▸ Instructions to follow: Please work out how many lines in the material contain "Clientèle" and give only that figure.

▸ Material provided:
+ + +
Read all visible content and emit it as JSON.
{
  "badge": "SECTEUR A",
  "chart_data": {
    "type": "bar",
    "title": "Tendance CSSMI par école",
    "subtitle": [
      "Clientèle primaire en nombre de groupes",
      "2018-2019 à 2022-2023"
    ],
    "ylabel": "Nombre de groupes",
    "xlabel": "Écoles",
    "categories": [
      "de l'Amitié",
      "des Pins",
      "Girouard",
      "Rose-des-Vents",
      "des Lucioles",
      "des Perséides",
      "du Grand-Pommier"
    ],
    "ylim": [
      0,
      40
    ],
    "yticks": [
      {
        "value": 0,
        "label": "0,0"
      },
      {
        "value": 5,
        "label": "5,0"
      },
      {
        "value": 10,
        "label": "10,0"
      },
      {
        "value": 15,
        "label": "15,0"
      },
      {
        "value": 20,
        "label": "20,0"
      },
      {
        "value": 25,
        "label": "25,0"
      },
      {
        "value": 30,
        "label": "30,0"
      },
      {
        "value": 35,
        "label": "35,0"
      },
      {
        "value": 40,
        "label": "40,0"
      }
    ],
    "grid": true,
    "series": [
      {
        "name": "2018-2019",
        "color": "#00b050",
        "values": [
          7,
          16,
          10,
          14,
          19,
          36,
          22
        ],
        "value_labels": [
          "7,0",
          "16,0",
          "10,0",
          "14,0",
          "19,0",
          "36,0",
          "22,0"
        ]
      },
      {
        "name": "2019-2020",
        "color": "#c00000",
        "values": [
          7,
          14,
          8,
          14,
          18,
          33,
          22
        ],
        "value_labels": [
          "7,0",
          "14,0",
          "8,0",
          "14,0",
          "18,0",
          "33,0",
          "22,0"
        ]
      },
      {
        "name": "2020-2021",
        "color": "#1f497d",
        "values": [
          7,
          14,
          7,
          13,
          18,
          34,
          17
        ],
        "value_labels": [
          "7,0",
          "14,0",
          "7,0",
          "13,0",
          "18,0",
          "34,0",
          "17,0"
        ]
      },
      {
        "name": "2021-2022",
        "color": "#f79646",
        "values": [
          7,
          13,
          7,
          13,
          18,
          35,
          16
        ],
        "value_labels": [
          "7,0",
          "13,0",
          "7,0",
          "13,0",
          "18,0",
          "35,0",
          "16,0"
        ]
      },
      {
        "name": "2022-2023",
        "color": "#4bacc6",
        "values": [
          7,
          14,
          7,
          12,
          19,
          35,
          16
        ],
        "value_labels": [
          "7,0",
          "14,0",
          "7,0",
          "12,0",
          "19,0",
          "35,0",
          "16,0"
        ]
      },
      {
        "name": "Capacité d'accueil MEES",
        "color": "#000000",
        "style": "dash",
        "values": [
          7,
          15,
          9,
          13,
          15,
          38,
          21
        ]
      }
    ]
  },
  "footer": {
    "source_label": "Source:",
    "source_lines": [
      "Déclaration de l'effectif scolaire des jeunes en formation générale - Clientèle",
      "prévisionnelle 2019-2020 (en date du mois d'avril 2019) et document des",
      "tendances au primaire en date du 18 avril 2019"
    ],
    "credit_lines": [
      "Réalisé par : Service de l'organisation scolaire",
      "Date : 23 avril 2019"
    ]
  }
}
+ + +
▸ Answer below: 2